EXCERPT PROVIDED:
++++++
Colonel, an old English sheepdog, along with his compatriot Sergeant Tibbs, a tabby cat, investigate the nearby "Old De Vil Place", where puppies had been heard barking two nights earlier. Tibbs learns they are going to be made into dog-skin fur coats, after which Colonel sends word back to London. Pongo and Perdita leave through a back window and begin a long cross-country journey, crossing an icy river and running through the snow towards Suffolk.

Meanwhile, Tibbs overhears Cruella ordering the Baddun brothers to kill the puppies that night out of fear the police will soon find them. In response, Tibbs helps the puppies escape through a hole in the wall, but the Baddun brothers notice and give chase. Pongo and Perdita break into the house and confront the Baddun brothers just as they are about to kill the puppies. While the adult dogs attack the two men, Colonel and Tibbs guide the puppies from the house. After a happy reunion with their own puppies, Pongo and Perdita discover there are 86 more puppies with them. Shocked at Cruella's plans, they decide to adopt all of them, certain that Roger and Anita would never reject them.
++++++
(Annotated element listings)
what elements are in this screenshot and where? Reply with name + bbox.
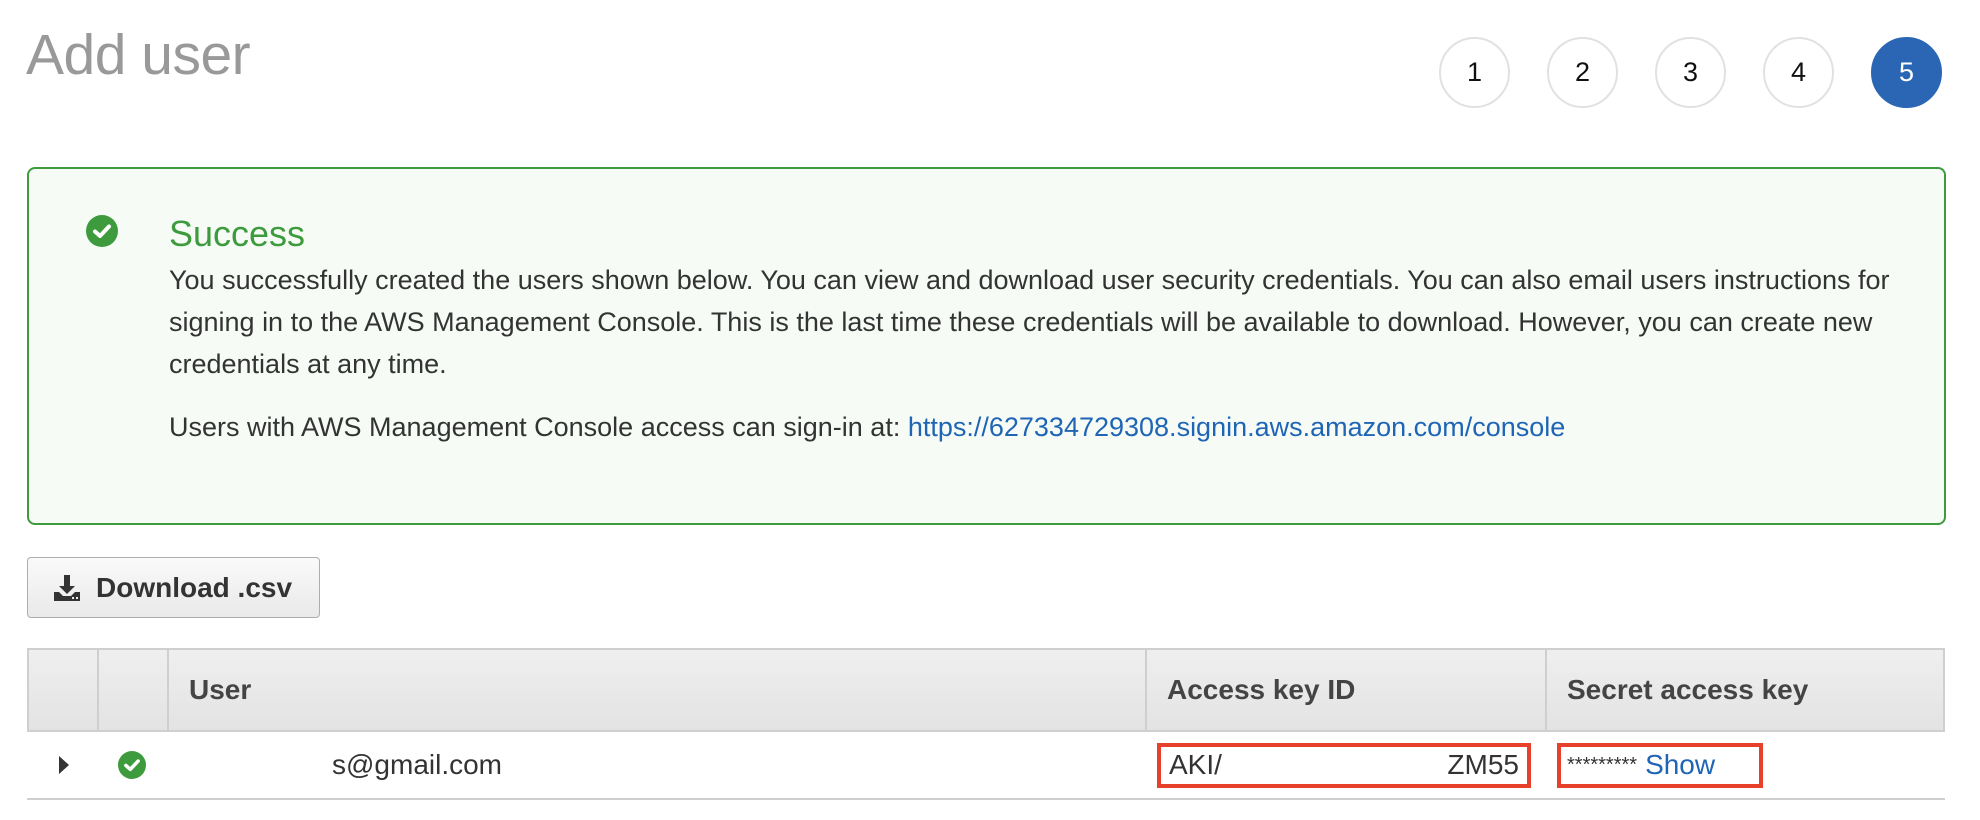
signin-url-link[interactable]: https://627334729308.signin.aws.amazon.c… [908, 412, 1565, 442]
access-key-cell: AKI/ ZM55 [1145, 732, 1545, 798]
expand-cell[interactable] [27, 732, 97, 798]
column-header-secret-access-key[interactable]: Secret access key [1547, 650, 1943, 730]
column-header-expand [29, 650, 99, 730]
step-2[interactable]: 2 [1547, 37, 1618, 108]
page-title: Add user [26, 23, 251, 87]
secret-key-highlight: ********* Show [1557, 742, 1763, 788]
table-row: s@gmail.com AKI/ ZM55 ********* Show [27, 732, 1945, 800]
column-header-access-key-id[interactable]: Access key ID [1147, 650, 1547, 730]
access-key-prefix: AKI/ [1169, 749, 1222, 780]
success-alert: Success You successfully created the use… [27, 167, 1946, 525]
status-cell [97, 732, 167, 798]
user-cell: s@gmail.com [332, 749, 503, 780]
download-csv-label: Download .csv [96, 571, 293, 603]
table-header: User Access key ID Secret access key [27, 648, 1945, 732]
show-secret-link[interactable]: Show [1645, 749, 1715, 781]
alert-title: Success [169, 213, 306, 254]
step-3[interactable]: 3 [1655, 37, 1726, 108]
step-1[interactable]: 1 [1439, 37, 1510, 108]
wizard-stepper: 1 2 3 4 5 [1439, 37, 1942, 108]
download-icon [54, 574, 80, 601]
check-circle-icon [86, 215, 118, 247]
step-4[interactable]: 4 [1763, 37, 1834, 108]
secret-key-cell: ********* Show [1545, 732, 1945, 798]
column-header-user[interactable]: User [169, 650, 1147, 730]
signin-info: Users with AWS Management Console access… [169, 406, 1565, 448]
alert-message: You successfully created the users shown… [169, 265, 1890, 379]
check-circle-icon [118, 751, 146, 779]
download-csv-button[interactable]: Download .csv [27, 557, 320, 618]
credentials-table: User Access key ID Secret access key s@g… [27, 648, 1945, 800]
caret-right-icon[interactable] [58, 756, 70, 774]
step-5-active[interactable]: 5 [1871, 37, 1942, 108]
secret-key-masked: ********* [1567, 753, 1638, 776]
signin-prefix: Users with AWS Management Console access… [169, 412, 908, 442]
access-key-suffix: ZM55 [1447, 749, 1519, 780]
column-header-status [99, 650, 169, 730]
access-key-highlight: AKI/ ZM55 [1157, 742, 1531, 788]
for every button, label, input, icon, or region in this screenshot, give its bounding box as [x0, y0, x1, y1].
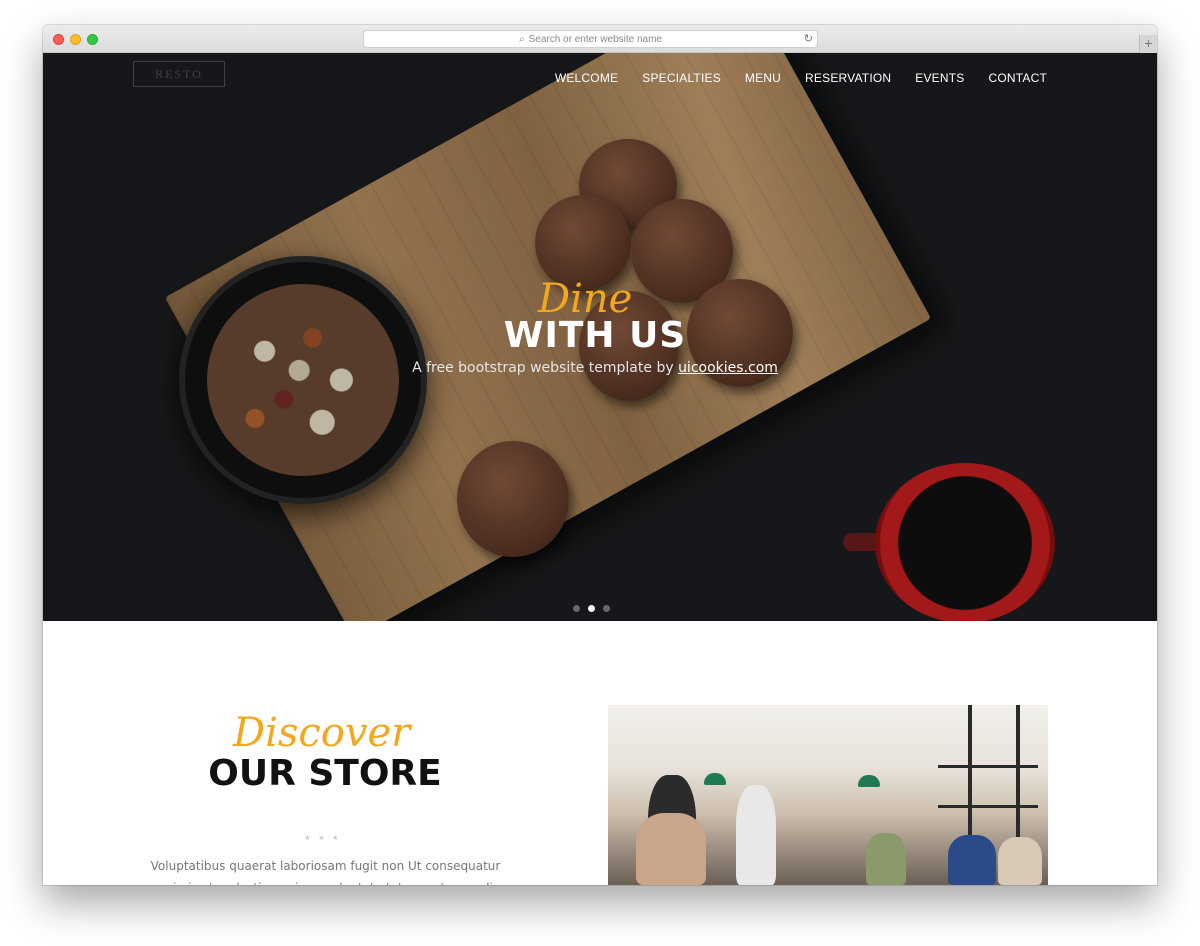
hero-subtitle: A free bootstrap website template by uic…	[43, 360, 1147, 376]
person-figure	[736, 785, 776, 885]
nav-item-welcome[interactable]: WELCOME	[555, 71, 618, 85]
address-placeholder: Search or enter website name	[528, 33, 662, 45]
minimize-window-button[interactable]	[70, 34, 81, 45]
hero-subtitle-text: A free bootstrap website template by	[412, 360, 679, 376]
reload-icon[interactable]: ↻	[804, 32, 813, 45]
nav-item-reservation[interactable]: RESERVATION	[805, 71, 891, 85]
nav-item-menu[interactable]: MENU	[745, 71, 781, 85]
hero-subtitle-link[interactable]: uicookies.com	[678, 360, 778, 376]
person-figure	[866, 833, 906, 885]
lamp-shade	[704, 773, 726, 785]
close-window-button[interactable]	[53, 34, 64, 45]
search-icon: ⌕	[518, 33, 525, 45]
store-photo	[608, 705, 1048, 885]
hero-section: RESTO WELCOME SPECIALTIES MENU RESERVATI…	[43, 53, 1157, 621]
hero-script-word: Dine	[538, 276, 633, 322]
about-section: Discover OUR STORE * * * Voluptatibus qu…	[43, 621, 1157, 885]
about-script-word: Discover	[233, 710, 411, 756]
maximize-window-button[interactable]	[87, 34, 98, 45]
about-title: OUR STORE	[208, 753, 442, 794]
nav-item-contact[interactable]: CONTACT	[988, 71, 1047, 85]
nav-item-events[interactable]: EVENTS	[915, 71, 964, 85]
person-figure	[636, 813, 706, 885]
browser-window: ⌕ Search or enter website name ↻ + RESTO…	[43, 25, 1157, 885]
nav-item-specialties[interactable]: SPECIALTIES	[642, 71, 721, 85]
slider-dot[interactable]	[573, 605, 580, 612]
lamp-shade	[858, 775, 880, 787]
slider-dots	[573, 605, 610, 612]
address-bar[interactable]: ⌕ Search or enter website name ↻	[363, 30, 818, 48]
browser-titlebar: ⌕ Search or enter website name ↻ +	[43, 25, 1157, 53]
person-figure	[998, 837, 1042, 885]
slider-dot[interactable]	[603, 605, 610, 612]
main-nav: WELCOME SPECIALTIES MENU RESERVATION EVE…	[531, 71, 1047, 85]
about-divider: * * *	[305, 833, 341, 847]
about-text: Voluptatibus quaerat laboriosam fugit no…	[150, 859, 501, 885]
shelf-board	[938, 805, 1038, 808]
slider-dot-active[interactable]	[588, 605, 595, 612]
hero-title: WITH US	[503, 315, 687, 356]
person-figure	[948, 835, 996, 885]
brand-logo[interactable]: RESTO	[133, 61, 225, 87]
new-tab-button[interactable]: +	[1139, 35, 1157, 53]
shelf-board	[938, 765, 1038, 768]
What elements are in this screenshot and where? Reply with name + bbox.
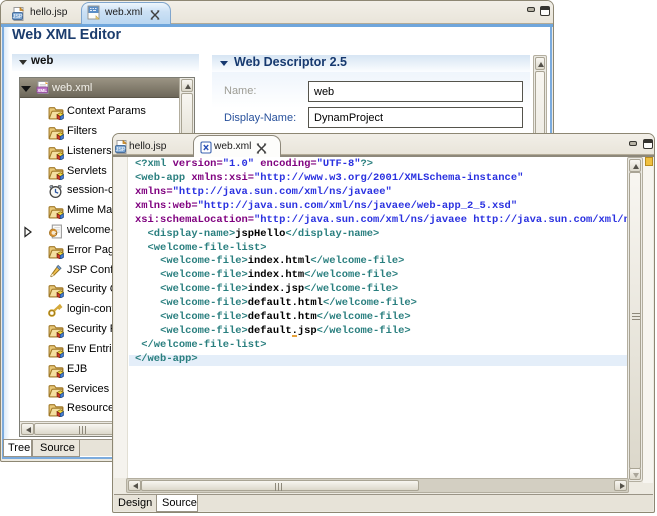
svg-text:JSP: JSP [115,147,125,153]
svg-text:JSP: JSP [12,14,22,20]
svg-text:XML: XML [37,88,47,93]
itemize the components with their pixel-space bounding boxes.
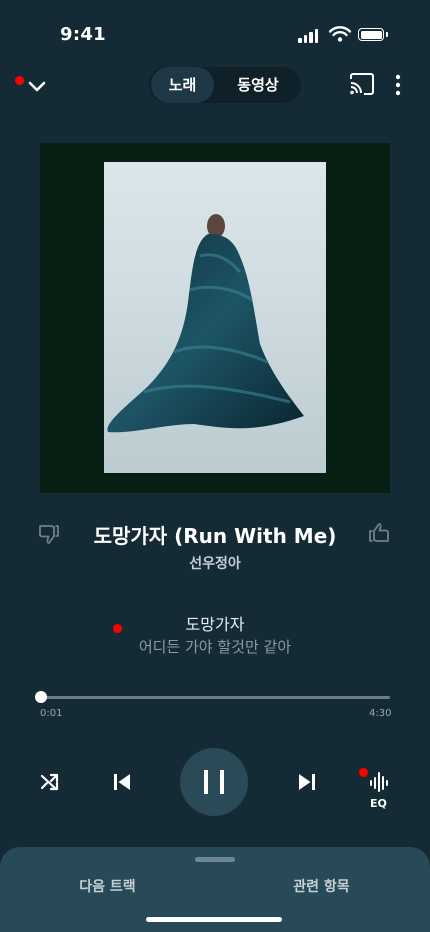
- lyrics-next-line[interactable]: 어디든 가야 할것만 같아: [0, 636, 430, 657]
- lyrics-current-line[interactable]: 도망가자: [0, 611, 430, 635]
- next-icon[interactable]: [298, 773, 316, 795]
- tab-video[interactable]: 동영상: [216, 67, 300, 103]
- bottom-sheet-handle[interactable]: [195, 857, 235, 862]
- more-vert-icon[interactable]: [394, 74, 402, 100]
- notification-dot: [359, 768, 368, 777]
- track-artist[interactable]: 선우정아: [0, 553, 430, 573]
- play-pause-button[interactable]: [180, 748, 248, 816]
- tab-song[interactable]: 노래: [151, 67, 214, 103]
- total-time: 4:30: [369, 708, 392, 719]
- battery-icon: [358, 28, 384, 41]
- shuffle-icon[interactable]: [40, 772, 60, 796]
- album-artwork: [104, 162, 326, 473]
- elapsed-time: 0:01: [40, 708, 63, 719]
- progress-track[interactable]: [41, 696, 390, 699]
- battery-tip: [386, 32, 388, 37]
- equalizer-icon[interactable]: [369, 771, 389, 797]
- pause-icon: [204, 770, 224, 794]
- chevron-down-icon[interactable]: [28, 78, 46, 97]
- tab-related[interactable]: 관련 항목: [244, 876, 399, 896]
- cast-icon[interactable]: [349, 73, 375, 99]
- home-indicator[interactable]: [146, 917, 282, 922]
- previous-icon[interactable]: [113, 773, 131, 795]
- song-video-toggle: 노래 동영상: [149, 67, 301, 103]
- equalizer-label[interactable]: EQ: [370, 797, 387, 810]
- progress-thumb[interactable]: [35, 691, 47, 703]
- wifi-icon: [328, 26, 352, 46]
- status-time: 9:41: [60, 24, 106, 45]
- tab-up-next[interactable]: 다음 트랙: [30, 876, 185, 896]
- cellular-signal-icon: [298, 29, 318, 43]
- notification-dot: [15, 76, 24, 85]
- thumb-up-icon[interactable]: [368, 522, 390, 548]
- track-title: 도망가자 (Run With Me): [93, 524, 337, 548]
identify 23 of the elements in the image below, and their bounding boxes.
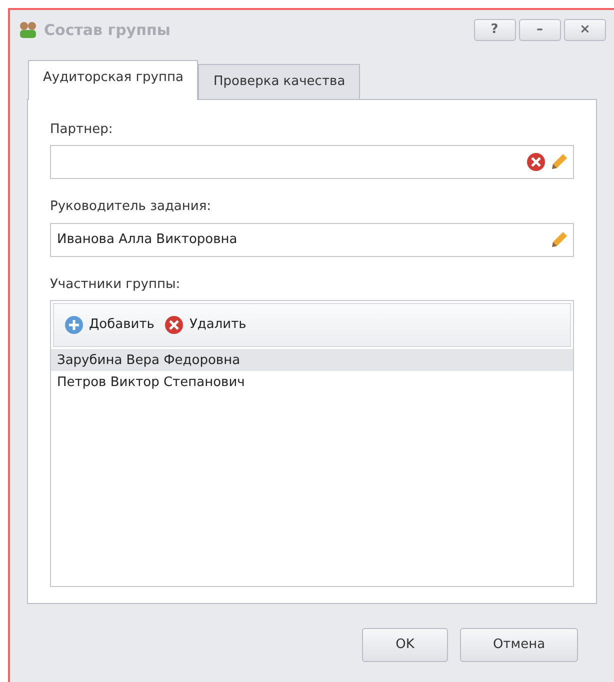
list-item[interactable]: Зарубина Вера Федоровна	[51, 349, 573, 371]
field-label: Руководитель задания:	[50, 198, 212, 216]
tab[interactable]: Аудиторская группа	[28, 60, 198, 100]
delete-button[interactable]: Удалить	[164, 315, 246, 335]
minimize-button[interactable]: –	[518, 19, 561, 41]
people-icon	[18, 21, 38, 39]
list-item[interactable]: Петров Виктор Степанович	[51, 371, 573, 393]
cancel-button[interactable]: Отмена	[460, 628, 578, 662]
input-field[interactable]: Иванова Алла Викторовна	[50, 222, 574, 256]
window-title: Состав группы	[44, 20, 170, 41]
add-icon	[64, 315, 84, 335]
clear-icon[interactable]	[526, 152, 546, 172]
tab[interactable]: Проверка качества	[198, 64, 360, 98]
list-label: Участники группы:	[50, 276, 182, 294]
close-button[interactable]: ×	[564, 19, 606, 41]
pencil-icon[interactable]	[549, 230, 569, 250]
input-field[interactable]	[50, 145, 574, 179]
pencil-icon[interactable]	[549, 152, 569, 172]
help-button[interactable]: ?	[474, 19, 516, 41]
field-label: Партнер:	[50, 120, 114, 138]
ok-button[interactable]: OK	[362, 628, 448, 662]
add-button[interactable]: Добавить	[64, 315, 154, 335]
delete-icon	[164, 315, 184, 335]
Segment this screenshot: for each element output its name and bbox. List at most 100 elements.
++++++
SHORT EXERCISE 1:
Duplicate the puppy rescue summary from "Colonel, an old" up to and including "snow towards Suffolk.".
SHORT EXERCISE 2:
Go on with the puppy rescue summary from the point where it stops.
The lines are separate material and have no connection to the puppy rescue summary.

EXPECTED OUTPUT 1:
Colonel, an old English sheepdog, along with his compatriot Sergeant Tibbs, a tabby cat, investigate the nearby "Old De Vil Place", where puppies had been heard barking two nights earlier. Tibbs learns they are going to be made into dog-skin fur coats, after which Colonel sends word back to London. Pongo and Perdita leave through a back window and begin a long cross-country journey, crossing an icy river and running through the snow towards Suffolk.

EXPECTED OUTPUT 2:
The Dalmatians start their homeward trek, pursued by the Baddun brothers. They take shelter from a blizzard in a dairy farm with a friendly collie and three cows, then make their way to Dinsford, where they meet a Black Labrador waiting for them in a blacksmith's shop. Cruella and the Baddun brothers arrive, prompting Pongo to have his entire family roll in a sooty fireplace to disguise themselves as other Labradors. The Labrador helps them board a moving van bound for London, but melting snow falls on Lucky and clears the soot off of him. Enraged, Cruella pursues the van in her car and rams it, but the Badduns, who try to cut it off from above, end up colliding with her. Both vehicles crash into a ditch. Cruella yells in frustration at the pair as the van drives off.

In London, a depressed Nanny and the Radcliffes try to enjoy Christmas, and the wealth they have acquired from the song about Cruella, which has become a big radio hit. The soot-covered Dalmatians suddenly flood the house. Upon removing the soot and counting the massive family of dogs, Roger chooses to use his songwriting royalties to buy a big house in the country so they can keep all 101 dalmatians.

Cast
 Rod Taylor as Pongo, Roger's pet, Perdita's mate, and the father of 15, and adopted father of the eighty-four orphaned puppies.
 Lisa Daniels and Cate Bauer as Perdita, Anita's pet, Pongo's mate, and the mother of 15 and adopted mother of 84 orphaned puppies. She is an amalgamation of the characters "Perdita" and "Missis" from the original novel.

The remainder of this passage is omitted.